What this task involves »
Without skipping any entry, transcribe the data word for word.
───── Material provided
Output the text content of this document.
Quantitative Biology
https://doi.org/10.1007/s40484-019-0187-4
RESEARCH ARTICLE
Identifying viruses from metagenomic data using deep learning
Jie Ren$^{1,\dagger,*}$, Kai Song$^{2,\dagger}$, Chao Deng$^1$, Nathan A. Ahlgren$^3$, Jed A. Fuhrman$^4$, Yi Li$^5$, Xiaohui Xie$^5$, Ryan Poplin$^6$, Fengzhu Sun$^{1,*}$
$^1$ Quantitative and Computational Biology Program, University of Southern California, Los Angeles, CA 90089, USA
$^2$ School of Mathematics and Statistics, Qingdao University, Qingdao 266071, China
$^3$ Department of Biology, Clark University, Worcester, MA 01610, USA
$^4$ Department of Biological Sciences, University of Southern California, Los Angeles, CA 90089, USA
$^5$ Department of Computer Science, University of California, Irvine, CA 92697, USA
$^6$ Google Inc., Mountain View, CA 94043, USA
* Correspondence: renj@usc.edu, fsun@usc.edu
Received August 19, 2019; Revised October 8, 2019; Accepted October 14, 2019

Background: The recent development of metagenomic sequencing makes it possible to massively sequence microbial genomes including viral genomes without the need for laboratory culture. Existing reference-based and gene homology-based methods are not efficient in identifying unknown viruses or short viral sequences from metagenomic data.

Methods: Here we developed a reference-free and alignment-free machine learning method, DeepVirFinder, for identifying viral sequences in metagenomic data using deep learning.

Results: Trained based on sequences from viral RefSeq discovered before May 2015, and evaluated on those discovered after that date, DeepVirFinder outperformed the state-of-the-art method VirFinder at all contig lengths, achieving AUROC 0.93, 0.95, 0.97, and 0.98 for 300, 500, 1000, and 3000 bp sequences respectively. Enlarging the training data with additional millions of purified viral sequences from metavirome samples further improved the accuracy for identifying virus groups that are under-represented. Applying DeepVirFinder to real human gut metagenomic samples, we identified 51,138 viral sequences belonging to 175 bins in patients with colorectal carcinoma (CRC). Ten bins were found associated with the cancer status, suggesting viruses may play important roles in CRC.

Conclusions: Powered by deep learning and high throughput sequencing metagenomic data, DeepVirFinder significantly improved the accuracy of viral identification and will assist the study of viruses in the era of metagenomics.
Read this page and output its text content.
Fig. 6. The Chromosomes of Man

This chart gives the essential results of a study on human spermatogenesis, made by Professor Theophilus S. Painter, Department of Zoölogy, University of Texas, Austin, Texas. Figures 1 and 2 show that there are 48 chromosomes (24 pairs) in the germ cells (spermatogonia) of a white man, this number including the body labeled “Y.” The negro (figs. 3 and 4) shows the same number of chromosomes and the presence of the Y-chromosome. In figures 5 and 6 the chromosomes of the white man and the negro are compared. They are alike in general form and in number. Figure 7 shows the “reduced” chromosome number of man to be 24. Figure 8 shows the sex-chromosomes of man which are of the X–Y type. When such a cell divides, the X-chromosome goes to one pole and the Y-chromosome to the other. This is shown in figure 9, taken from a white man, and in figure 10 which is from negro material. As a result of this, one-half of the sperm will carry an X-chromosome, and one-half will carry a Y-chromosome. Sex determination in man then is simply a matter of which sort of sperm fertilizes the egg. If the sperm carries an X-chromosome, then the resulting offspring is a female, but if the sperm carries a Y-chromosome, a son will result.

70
──────────
Finished task »
Output the text content of this document.
Quantitative Biology
https://doi.org/10.1007/s40484-019-0187-4
RESEARCH ARTICLE
Identifying viruses from metagenomic data using deep learning
Jie Ren$^{1,\dagger,*}$, Kai Song$^{2,\dagger}$, Chao Deng$^1$, Nathan A. Ahlgren$^3$, Jed A. Fuhrman$^4$, Yi Li$^5$, Xiaohui Xie$^5$, Ryan Poplin$^6$, Fengzhu Sun$^{1,*}$
$^1$ Quantitative and Computational Biology Program, University of Southern California, Los Angeles, CA 90089, USA
$^2$ School of Mathematics and Statistics, Qingdao University, Qingdao 266071, China
$^3$ Department of Biology, Clark University, Worcester, MA 01610, USA
$^4$ Department of Biological Sciences, University of Southern California, Los Angeles, CA 90089, USA
$^5$ Department of Computer Science, University of California, Irvine, CA 92697, USA
$^6$ Google Inc., Mountain View, CA 94043, USA
* Correspondence: renj@usc.edu, fsun@usc.edu
Received August 19, 2019; Revised October 8, 2019; Accepted October 14, 2019

Background: The recent development of metagenomic sequencing makes it possible to massively sequence microbial genomes including viral genomes without the need for laboratory culture. Existing reference-based and gene homology-based methods are not efficient in identifying unknown viruses or short viral sequences from metagenomic data.

Methods: Here we developed a reference-free and alignment-free machine learning method, DeepVirFinder, for identifying viral sequences in metagenomic data using deep learning.

Results: Trained based on sequences from viral RefSeq discovered before May 2015, and evaluated on those discovered after that date, DeepVirFinder outperformed the state-of-the-art method VirFinder at all contig lengths, achieving AUROC 0.93, 0.95, 0.97, and 0.98 for 300, 500, 1000, and 3000 bp sequences respectively. Enlarging the training data with additional millions of purified viral sequences from metavirome samples further improved the accuracy for identifying virus groups that are under-represented. Applying DeepVirFinder to real human gut metagenomic samples, we identified 51,138 viral sequences belonging to 175 bins in patients with colorectal carcinoma (CRC). Ten bins were found associated with the cancer status, suggesting viruses may play important roles in CRC.

Conclusions: Powered by deep learning and high throughput sequencing metagenomic data, DeepVirFinder significantly improved the accuracy of viral identification and will assist the study of viruses in the era of metagenomics.
Read this page and output its text content.
Fig. 6. The Chromosomes of Man

This chart gives the essential results of a study on human spermatogenesis, made by Professor Theophilus S. Painter, Department of Zoölogy, University of Texas, Austin, Texas. Figures 1 and 2 show that there are 48 chromosomes (24 pairs) in the germ cells (spermatogonia) of a white man, this number including the body labeled “Y.” The negro (figs. 3 and 4) shows the same number of chromosomes and the presence of the Y-chromosome. In figures 5 and 6 the chromosomes of the white man and the negro are compared. They are alike in general form and in number. Figure 7 shows the “reduced” chromosome number of man to be 24. Figure 8 shows the sex-chromosomes of man which are of the X–Y type. When such a cell divides, the X-chromosome goes to one pole and the Y-chromosome to the other. This is shown in figure 9, taken from a white man, and in figure 10 which is from negro material. As a result of this, one-half of the sperm will carry an X-chromosome, and one-half will carry a Y-chromosome. Sex determination in man then is simply a matter of which sort of sperm fertilizes the egg. If the sperm carries an X-chromosome, then the resulting offspring is a female, but if the sperm carries a Y-chromosome, a son will result.

70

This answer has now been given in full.